◆ Document segment ◆
Nagenda is caught in an impossible situation: trying to defend the indefensible.

When Rwanda on March 1, this year issued a strong travel advisory against her citizens crossing to Uganda which was a culmination of several months of Ugandan security agencies mistreating, harassing, and persecuting Rwandans in Uganda.

The most common reasons given for the incessant harassment of Rwandan nationals were, a) “espionage”, b) “illegal entry”, and “illegal weapons possessions”.

This happened to hundreds of Rwandans. Uganda’s Chieftaincy of Military Intelligence (CMI), and Internal Security Organisation (ISO), with no limit to impunity, habitually abducted, illegally incarcerated in torture dungeons, and held Rwandans incommunicado.

These are verified facts. These are things that have been happening well over two years now. Relatives of Rwandan nationals that have been abducted by Ugandan security agencies – with no word where they’ve been taken – frequently have been seen in the media expressing worry.

◆ Prompt 1 ◆
Copy the entries word for word, starting with the first one and going up to and including the line that contains "channel-name: Ch2 [170, 440, 192, 453]".

◆ Raw data ◆
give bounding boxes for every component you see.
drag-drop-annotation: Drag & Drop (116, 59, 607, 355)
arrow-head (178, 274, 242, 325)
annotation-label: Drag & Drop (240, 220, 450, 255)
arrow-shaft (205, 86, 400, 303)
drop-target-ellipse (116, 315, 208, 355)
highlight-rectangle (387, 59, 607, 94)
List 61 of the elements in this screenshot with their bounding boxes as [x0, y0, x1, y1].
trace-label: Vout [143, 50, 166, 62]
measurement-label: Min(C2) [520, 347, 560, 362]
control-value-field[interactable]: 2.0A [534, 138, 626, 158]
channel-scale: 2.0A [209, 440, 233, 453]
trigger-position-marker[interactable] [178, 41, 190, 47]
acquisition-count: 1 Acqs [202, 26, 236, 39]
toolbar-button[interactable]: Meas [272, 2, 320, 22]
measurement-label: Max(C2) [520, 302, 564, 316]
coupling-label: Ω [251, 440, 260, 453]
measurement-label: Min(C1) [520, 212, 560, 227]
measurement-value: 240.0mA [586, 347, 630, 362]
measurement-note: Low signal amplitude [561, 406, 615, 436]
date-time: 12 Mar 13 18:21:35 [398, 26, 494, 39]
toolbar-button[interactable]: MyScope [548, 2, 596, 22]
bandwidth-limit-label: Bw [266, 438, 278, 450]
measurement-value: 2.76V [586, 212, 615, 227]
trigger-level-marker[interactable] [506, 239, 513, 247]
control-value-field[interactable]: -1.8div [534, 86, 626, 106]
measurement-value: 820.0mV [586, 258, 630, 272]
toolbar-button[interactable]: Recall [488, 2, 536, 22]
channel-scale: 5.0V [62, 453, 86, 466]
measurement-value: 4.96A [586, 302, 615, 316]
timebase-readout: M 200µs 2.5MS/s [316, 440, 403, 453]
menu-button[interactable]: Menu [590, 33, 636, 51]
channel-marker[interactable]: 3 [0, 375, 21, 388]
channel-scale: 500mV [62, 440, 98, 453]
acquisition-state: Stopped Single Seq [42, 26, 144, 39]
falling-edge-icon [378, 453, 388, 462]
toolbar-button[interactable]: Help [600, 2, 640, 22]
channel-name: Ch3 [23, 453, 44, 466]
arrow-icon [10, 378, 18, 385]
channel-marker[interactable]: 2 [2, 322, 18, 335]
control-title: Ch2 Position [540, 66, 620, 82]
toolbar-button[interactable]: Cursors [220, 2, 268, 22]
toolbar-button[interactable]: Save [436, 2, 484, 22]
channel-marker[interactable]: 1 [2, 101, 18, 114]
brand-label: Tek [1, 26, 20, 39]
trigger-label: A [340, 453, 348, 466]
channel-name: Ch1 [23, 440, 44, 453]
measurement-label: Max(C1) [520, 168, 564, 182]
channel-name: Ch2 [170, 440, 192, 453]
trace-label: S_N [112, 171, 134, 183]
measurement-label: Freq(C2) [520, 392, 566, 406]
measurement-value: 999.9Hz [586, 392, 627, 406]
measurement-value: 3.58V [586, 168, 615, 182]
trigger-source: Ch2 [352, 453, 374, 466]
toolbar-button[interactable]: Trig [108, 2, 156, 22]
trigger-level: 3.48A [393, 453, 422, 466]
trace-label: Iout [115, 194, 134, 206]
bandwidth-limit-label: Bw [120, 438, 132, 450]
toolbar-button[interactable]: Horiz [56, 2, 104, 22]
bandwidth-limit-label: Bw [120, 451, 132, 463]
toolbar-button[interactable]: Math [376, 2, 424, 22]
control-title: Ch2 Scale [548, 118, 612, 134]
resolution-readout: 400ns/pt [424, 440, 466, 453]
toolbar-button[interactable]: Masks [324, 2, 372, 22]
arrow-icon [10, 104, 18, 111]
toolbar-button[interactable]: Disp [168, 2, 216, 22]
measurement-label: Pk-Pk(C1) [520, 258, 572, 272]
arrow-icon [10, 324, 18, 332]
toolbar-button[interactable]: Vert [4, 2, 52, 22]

◆ Prompt 2 ◆
Carry the article on Rwandans mistreated in Uganda forward from its last sentence.

◆ Task response 1 ◆
give bounding boxes for every component you see.
drag-drop-annotation: Drag & Drop (116, 59, 607, 355)
arrow-head (178, 274, 242, 325)
annotation-label: Drag & Drop (240, 220, 450, 255)
arrow-shaft (205, 86, 400, 303)
drop-target-ellipse (116, 315, 208, 355)
highlight-rectangle (387, 59, 607, 94)
List 61 of the elements in this screenshot with their bounding boxes as [x0, y0, x1, y1].
trace-label: Vout [143, 50, 166, 62]
measurement-label: Min(C2) [520, 347, 560, 362]
control-value-field[interactable]: 2.0A [534, 138, 626, 158]
channel-scale: 2.0A [209, 440, 233, 453]
trigger-position-marker[interactable] [178, 41, 190, 47]
acquisition-count: 1 Acqs [202, 26, 236, 39]
toolbar-button[interactable]: Meas [272, 2, 320, 22]
measurement-label: Max(C2) [520, 302, 564, 316]
coupling-label: Ω [251, 440, 260, 453]
measurement-label: Min(C1) [520, 212, 560, 227]
measurement-value: 240.0mA [586, 347, 630, 362]
measurement-note: Low signal amplitude [561, 406, 615, 436]
date-time: 12 Mar 13 18:21:35 [398, 26, 494, 39]
toolbar-button[interactable]: MyScope [548, 2, 596, 22]
bandwidth-limit-label: Bw [266, 438, 278, 450]
measurement-value: 2.76V [586, 212, 615, 227]
trigger-level-marker[interactable] [506, 239, 513, 247]
control-value-field[interactable]: -1.8div [534, 86, 626, 106]
measurement-value: 820.0mV [586, 258, 630, 272]
toolbar-button[interactable]: Recall [488, 2, 536, 22]
channel-scale: 5.0V [62, 453, 86, 466]
measurement-value: 4.96A [586, 302, 615, 316]
timebase-readout: M 200µs 2.5MS/s [316, 440, 403, 453]
menu-button[interactable]: Menu [590, 33, 636, 51]
channel-marker[interactable]: 3 [0, 375, 21, 388]
channel-scale: 500mV [62, 440, 98, 453]
acquisition-state: Stopped Single Seq [42, 26, 144, 39]
falling-edge-icon [378, 453, 388, 462]
toolbar-button[interactable]: Help [600, 2, 640, 22]
channel-name: Ch3 [23, 453, 44, 466]
arrow-icon [10, 378, 18, 385]
channel-marker[interactable]: 2 [2, 322, 18, 335]
control-title: Ch2 Position [540, 66, 620, 82]
toolbar-button[interactable]: Cursors [220, 2, 268, 22]
toolbar-button[interactable]: Save [436, 2, 484, 22]
channel-marker[interactable]: 1 [2, 101, 18, 114]
brand-label: Tek [1, 26, 20, 39]
trigger-label: A [340, 453, 348, 466]
channel-name: Ch1 [23, 440, 44, 453]
measurement-label: Max(C1) [520, 168, 564, 182]
channel-name: Ch2 [170, 440, 192, 453]

◆ Task response 2 ◆
There was Rene Rutagungira who was abducted on August 17 by CMI in a bar in the Ugandan capital Kampala.

They just dragged him away, with no arrest warrant, or any other legal procedure.

The businessman’s wife almost lost her health for worry. The public learnt – only through pro-Museveni media – that the Rwandan was charged with “kidnap”.

It later changed to “espionage”. Then it became, “running a spy ring.” Rutagungira – like so many Rwandans abducted in similar ways – was tortured.

They held him incommunicado for several months. Aaron Kiiza, Rutagungira’s lawyer in December 2018 detailed how former security minister Lt. Gen. Henry Tumukunde personally drove to Makindye Barracks where the Rwandan civilian was detained.

...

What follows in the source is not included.